### Stated goal
Locate every line that holds the string "鱼戏莲叶东" and copy it.

— START OF Raw data —

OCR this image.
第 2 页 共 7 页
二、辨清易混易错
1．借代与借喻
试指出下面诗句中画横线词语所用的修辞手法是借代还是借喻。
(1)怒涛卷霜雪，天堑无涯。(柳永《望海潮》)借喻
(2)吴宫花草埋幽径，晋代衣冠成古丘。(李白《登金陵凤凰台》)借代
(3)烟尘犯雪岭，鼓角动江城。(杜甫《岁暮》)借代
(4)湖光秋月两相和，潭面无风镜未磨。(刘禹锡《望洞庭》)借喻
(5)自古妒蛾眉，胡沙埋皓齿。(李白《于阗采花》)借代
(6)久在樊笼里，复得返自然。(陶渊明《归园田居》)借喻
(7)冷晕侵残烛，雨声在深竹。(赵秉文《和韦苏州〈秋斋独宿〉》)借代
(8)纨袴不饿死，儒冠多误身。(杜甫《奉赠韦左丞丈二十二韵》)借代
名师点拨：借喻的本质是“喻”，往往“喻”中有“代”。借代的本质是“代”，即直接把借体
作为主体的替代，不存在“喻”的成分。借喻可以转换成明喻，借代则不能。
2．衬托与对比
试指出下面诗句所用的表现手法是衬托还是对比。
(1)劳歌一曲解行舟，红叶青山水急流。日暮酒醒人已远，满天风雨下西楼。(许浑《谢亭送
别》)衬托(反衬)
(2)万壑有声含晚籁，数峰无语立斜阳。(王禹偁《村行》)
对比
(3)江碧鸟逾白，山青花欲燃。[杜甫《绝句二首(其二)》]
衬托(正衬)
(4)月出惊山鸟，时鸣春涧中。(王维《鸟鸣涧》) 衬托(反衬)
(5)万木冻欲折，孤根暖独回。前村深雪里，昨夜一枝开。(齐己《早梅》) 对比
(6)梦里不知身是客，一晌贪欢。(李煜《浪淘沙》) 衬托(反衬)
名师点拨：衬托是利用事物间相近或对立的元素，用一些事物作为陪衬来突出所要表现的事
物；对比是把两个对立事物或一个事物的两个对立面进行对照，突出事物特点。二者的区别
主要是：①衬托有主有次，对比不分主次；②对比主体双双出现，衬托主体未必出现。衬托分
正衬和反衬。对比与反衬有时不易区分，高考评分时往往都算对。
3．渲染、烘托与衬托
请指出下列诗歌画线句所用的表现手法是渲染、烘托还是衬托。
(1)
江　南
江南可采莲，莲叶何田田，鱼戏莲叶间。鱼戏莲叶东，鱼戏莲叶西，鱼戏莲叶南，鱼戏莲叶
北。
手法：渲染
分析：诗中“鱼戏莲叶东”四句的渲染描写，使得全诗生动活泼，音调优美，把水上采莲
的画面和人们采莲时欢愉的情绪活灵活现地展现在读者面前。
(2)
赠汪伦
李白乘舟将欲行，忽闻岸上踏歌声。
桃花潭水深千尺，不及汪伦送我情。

— END OF Raw data —

### Reply to the task
江南可采莲，莲叶何田田，鱼戏莲叶间。鱼戏莲叶东，鱼戏莲叶西，鱼戏莲叶南，鱼戏莲叶
分析：诗中“鱼戏莲叶东”四句的渲染描写，使得全诗生动活泼，音调优美，把水上采莲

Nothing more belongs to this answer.